SHORT EXERCISE → Reproduce, word for word, everything in the lldb-dap shutdown race post from "as far as I" down to "will operate normally.".

DOCUMENT PASSAGE →
## start

[lldb-dap] Fix a race during shutdown #91591

labath · 2024-05-09T13:24:03Z

lldb-dap was setting a flag which was meant to shut it down as soon as it sent a terminated event. The problem with this flag is two-fold:

as far as I can tell (definitely not an expert here), there's no justification for this in the protocol spec. The only way I found to shut the server down was to send it a disconnect request.
the flag did not actually work most of the time, because it's only checked between requests so nothing will happen if the server starts listening for a new request before a different thread manages to send the terminated event. And since the next request is usually the disconnect request, everything will operate normally.

The combination of these two things meant that the issue was largely unnoticable, except for rare flaky test failures, which happened when the handler thread was too slow, and checked the flag after it has already been said. This caused the test suite to complain as it did not get a response to the disconnect request. This situation could be s(t)imulated by adding a sleep to the and of the main loop, which delayed the flag check, and caused the DAP tests to fail reliably.

This patch changes the shutdown condition to only trigger when the disconnect request has been received. Since the flag can now only be set from the handler thread, it no longer needs to be atomic.

## end

SUPPLIED MATERIAL →
## start

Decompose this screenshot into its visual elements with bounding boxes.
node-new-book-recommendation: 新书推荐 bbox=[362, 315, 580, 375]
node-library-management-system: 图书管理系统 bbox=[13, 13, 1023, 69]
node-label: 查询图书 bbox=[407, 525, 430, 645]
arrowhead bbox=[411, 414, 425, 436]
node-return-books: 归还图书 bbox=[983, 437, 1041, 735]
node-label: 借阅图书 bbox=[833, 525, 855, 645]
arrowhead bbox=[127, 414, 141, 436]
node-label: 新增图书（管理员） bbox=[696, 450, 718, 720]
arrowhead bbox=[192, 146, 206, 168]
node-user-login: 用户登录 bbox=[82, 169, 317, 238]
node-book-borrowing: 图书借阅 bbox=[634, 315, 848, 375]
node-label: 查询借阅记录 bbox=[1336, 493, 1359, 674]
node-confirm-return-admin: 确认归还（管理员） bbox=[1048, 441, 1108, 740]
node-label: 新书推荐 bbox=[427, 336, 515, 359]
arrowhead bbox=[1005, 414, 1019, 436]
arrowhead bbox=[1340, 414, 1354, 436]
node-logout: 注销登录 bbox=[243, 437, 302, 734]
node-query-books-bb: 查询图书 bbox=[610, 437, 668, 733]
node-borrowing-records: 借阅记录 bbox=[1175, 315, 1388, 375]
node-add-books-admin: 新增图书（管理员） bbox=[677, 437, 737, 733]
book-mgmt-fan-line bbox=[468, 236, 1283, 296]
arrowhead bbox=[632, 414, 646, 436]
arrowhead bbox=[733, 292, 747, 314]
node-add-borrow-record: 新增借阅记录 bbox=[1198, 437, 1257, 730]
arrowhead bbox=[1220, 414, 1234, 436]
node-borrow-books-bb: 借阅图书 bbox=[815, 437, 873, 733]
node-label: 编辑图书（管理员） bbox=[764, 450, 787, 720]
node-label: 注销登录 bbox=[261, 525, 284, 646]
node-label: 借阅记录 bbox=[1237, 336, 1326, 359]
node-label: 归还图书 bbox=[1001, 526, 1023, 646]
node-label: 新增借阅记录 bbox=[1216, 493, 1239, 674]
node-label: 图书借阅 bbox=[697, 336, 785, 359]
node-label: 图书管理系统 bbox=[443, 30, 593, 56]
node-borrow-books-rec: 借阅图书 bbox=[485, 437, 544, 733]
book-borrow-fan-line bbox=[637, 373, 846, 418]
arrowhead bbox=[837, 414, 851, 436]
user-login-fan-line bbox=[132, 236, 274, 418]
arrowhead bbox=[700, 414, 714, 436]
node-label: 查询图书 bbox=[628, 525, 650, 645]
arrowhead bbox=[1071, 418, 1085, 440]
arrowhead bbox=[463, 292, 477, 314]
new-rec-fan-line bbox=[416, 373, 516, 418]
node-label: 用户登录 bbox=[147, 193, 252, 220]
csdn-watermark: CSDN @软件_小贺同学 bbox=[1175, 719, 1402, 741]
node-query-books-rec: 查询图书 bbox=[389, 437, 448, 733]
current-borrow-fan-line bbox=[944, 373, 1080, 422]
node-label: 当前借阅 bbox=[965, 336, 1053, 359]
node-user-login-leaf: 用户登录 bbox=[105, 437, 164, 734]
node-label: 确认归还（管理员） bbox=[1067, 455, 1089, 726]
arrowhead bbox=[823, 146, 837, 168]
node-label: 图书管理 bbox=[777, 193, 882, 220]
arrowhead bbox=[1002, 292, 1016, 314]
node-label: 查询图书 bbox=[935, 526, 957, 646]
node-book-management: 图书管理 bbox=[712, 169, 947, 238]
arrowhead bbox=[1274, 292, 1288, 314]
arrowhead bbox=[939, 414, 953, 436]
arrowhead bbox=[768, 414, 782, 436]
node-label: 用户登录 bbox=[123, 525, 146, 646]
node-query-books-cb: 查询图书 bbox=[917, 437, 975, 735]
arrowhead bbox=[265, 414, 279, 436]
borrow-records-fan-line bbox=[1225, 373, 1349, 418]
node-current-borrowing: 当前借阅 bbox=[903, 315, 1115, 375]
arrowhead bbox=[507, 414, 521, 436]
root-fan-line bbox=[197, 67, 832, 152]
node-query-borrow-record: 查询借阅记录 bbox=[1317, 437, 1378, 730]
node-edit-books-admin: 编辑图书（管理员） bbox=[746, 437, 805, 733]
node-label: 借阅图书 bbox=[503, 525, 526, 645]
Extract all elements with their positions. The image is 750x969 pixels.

## end
## start

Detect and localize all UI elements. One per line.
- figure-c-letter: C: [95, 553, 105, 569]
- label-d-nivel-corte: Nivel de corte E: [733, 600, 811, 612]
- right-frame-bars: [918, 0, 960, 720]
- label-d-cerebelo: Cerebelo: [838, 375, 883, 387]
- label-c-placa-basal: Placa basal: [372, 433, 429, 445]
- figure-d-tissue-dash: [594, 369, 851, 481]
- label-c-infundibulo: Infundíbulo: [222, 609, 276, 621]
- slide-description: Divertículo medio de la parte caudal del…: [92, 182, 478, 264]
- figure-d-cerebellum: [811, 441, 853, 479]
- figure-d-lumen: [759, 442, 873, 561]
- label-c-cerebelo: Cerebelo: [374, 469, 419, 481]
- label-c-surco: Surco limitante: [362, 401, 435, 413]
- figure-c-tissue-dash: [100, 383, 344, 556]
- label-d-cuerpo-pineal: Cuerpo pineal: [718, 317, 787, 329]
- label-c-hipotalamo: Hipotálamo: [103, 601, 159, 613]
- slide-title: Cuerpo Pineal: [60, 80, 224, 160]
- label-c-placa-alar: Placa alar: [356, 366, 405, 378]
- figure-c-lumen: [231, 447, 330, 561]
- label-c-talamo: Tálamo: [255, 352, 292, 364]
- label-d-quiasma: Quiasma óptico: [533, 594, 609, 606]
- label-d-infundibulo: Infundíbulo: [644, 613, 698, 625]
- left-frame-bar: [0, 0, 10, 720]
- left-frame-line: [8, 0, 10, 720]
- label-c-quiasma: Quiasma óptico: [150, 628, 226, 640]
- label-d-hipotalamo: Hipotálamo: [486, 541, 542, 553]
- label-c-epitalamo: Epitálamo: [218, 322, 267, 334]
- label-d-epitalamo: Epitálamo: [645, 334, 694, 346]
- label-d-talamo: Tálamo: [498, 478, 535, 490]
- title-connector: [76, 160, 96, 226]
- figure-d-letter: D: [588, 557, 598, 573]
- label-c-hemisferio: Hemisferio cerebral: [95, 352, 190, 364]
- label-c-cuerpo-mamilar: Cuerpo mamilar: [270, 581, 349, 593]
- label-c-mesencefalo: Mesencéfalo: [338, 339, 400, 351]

## end

WRITTEN SOLUTION →
as far as I can tell (definitely not an expert here), there's no justification for this in the protocol spec. The only way I found to shut the server down was to send it a disconnect request.
the flag did not actually work most of the time, because it's only checked between requests so nothing will happen if the server starts listening for a new request before a different thread manages to send the terminated event. And since the next request is usually the disconnect request, everything will operate normally.